→ **BRIEF**: Give the number of lines that include the string "JSON", nothing more.

────────────────────────────────────────

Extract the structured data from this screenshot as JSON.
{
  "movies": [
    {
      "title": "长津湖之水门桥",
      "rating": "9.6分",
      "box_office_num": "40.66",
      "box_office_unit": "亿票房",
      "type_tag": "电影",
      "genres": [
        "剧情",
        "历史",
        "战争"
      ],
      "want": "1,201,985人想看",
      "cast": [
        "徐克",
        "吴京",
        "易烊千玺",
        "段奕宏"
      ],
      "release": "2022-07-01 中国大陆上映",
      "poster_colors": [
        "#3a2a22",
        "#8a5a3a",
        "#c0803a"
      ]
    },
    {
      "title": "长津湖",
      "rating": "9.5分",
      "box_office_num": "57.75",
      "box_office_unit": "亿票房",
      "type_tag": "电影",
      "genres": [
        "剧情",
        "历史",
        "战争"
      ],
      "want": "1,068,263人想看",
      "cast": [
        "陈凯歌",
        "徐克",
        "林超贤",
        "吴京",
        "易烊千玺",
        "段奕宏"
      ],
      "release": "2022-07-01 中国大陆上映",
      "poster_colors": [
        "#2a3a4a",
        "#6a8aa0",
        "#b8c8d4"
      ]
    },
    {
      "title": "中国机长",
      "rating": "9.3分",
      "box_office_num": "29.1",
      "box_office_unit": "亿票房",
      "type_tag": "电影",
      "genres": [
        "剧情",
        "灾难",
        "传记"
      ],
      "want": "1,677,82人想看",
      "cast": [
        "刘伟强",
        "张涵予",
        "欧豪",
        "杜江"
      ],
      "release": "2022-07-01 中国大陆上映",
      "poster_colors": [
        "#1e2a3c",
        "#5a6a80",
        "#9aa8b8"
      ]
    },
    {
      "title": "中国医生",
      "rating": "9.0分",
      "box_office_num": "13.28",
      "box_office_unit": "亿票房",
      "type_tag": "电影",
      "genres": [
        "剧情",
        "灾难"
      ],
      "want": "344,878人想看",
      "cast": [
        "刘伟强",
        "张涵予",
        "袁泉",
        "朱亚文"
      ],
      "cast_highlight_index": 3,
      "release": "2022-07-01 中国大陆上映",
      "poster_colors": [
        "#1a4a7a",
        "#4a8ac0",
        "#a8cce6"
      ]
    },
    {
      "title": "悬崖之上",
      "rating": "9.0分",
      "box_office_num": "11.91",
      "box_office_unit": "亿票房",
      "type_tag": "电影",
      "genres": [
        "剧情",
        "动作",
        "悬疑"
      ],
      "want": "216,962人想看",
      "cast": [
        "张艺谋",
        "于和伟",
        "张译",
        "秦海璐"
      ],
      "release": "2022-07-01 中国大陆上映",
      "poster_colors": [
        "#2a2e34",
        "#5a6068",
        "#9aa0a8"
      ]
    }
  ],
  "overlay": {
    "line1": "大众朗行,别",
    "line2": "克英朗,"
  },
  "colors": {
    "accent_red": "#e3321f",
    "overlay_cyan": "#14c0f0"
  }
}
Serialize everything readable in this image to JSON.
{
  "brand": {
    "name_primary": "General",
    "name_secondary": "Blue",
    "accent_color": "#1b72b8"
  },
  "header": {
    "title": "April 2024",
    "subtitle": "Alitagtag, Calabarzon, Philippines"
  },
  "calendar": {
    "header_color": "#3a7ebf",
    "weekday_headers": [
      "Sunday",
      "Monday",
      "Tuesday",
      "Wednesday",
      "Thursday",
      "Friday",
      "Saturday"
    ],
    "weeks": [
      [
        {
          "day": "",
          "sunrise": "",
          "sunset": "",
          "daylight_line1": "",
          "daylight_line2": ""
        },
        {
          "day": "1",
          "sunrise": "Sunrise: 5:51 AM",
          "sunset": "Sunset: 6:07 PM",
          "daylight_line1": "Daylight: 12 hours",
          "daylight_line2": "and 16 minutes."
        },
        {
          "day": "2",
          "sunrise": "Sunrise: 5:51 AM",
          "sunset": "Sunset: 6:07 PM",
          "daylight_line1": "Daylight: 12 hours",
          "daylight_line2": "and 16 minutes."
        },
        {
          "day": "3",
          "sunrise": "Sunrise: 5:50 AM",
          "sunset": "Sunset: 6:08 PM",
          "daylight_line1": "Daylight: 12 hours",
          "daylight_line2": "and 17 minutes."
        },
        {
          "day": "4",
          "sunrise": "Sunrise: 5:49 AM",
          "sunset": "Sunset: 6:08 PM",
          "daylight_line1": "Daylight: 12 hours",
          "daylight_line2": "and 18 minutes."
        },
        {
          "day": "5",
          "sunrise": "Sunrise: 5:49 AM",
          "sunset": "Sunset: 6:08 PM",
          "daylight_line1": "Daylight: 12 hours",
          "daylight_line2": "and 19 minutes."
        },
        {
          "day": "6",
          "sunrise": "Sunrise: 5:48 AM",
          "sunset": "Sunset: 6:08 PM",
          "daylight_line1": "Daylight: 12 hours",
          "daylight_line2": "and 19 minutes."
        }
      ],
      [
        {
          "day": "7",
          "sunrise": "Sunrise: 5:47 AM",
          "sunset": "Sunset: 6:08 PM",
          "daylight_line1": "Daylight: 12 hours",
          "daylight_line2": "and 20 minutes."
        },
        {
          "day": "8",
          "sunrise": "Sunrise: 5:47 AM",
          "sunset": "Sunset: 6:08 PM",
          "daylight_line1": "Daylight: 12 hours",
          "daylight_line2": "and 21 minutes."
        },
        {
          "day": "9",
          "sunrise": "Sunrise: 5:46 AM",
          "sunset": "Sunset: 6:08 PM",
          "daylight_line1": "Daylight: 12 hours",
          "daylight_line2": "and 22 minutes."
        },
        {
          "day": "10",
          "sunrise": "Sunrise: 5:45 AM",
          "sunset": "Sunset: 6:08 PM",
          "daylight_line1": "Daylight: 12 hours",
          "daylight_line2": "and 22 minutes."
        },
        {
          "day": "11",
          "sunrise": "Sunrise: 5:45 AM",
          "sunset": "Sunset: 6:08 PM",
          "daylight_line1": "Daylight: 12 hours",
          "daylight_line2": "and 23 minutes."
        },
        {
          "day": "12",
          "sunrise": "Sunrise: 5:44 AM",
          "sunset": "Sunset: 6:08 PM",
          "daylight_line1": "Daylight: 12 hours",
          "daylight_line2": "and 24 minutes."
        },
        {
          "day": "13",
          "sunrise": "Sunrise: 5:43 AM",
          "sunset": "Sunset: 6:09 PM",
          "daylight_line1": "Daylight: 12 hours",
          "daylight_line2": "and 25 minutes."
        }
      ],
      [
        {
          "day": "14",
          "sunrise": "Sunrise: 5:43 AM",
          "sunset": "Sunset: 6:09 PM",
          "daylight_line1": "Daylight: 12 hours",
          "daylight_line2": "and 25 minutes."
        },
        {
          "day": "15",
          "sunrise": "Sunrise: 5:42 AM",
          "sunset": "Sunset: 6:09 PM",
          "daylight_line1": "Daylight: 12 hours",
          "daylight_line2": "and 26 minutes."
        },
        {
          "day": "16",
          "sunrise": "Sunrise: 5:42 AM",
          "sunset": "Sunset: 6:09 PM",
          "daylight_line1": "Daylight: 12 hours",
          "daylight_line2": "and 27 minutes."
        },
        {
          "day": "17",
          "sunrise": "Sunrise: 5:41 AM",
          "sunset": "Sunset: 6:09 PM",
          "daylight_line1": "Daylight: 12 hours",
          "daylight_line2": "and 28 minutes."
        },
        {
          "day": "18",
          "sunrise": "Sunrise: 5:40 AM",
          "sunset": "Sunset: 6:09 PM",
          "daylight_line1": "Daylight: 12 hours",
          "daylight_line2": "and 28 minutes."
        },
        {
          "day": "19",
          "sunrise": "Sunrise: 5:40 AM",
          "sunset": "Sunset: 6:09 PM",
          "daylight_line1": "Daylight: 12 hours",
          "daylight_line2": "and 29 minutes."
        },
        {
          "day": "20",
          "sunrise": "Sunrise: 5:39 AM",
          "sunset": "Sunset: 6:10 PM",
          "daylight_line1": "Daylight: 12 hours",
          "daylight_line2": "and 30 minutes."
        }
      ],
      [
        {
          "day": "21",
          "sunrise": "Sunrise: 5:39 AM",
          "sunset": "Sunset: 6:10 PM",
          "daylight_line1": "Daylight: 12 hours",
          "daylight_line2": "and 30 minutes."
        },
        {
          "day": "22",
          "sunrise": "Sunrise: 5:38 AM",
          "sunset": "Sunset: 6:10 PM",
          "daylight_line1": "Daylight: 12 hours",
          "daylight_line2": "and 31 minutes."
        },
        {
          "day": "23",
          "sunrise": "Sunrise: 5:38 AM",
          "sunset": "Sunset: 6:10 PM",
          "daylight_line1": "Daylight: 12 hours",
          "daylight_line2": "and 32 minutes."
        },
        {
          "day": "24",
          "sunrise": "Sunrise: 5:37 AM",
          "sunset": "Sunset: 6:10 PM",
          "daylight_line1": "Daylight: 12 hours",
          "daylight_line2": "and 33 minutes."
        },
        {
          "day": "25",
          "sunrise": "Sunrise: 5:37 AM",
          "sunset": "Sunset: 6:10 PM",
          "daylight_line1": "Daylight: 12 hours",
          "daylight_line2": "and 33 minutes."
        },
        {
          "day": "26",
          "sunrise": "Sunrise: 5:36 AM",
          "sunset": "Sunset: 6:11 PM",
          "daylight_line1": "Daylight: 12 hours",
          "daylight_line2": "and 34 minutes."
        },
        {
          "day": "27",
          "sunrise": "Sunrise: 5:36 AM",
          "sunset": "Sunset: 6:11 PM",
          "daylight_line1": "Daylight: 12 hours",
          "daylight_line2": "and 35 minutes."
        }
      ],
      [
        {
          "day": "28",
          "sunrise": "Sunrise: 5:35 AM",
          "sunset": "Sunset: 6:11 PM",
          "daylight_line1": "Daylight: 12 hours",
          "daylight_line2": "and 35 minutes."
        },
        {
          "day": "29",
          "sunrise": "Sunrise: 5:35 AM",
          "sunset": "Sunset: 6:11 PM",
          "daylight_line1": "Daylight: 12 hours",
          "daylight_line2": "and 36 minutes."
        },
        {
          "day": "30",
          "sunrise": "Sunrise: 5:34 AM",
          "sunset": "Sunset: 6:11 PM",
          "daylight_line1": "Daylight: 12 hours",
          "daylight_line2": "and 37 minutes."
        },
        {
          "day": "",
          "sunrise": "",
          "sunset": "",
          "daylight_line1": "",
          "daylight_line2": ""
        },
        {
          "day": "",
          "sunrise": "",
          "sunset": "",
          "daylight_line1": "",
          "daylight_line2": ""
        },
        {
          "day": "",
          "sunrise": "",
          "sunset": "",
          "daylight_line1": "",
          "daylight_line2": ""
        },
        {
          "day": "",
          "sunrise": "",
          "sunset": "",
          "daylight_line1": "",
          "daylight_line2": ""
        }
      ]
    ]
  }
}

────────────────────────────────────────

→ **TASK OUTPUT**: 2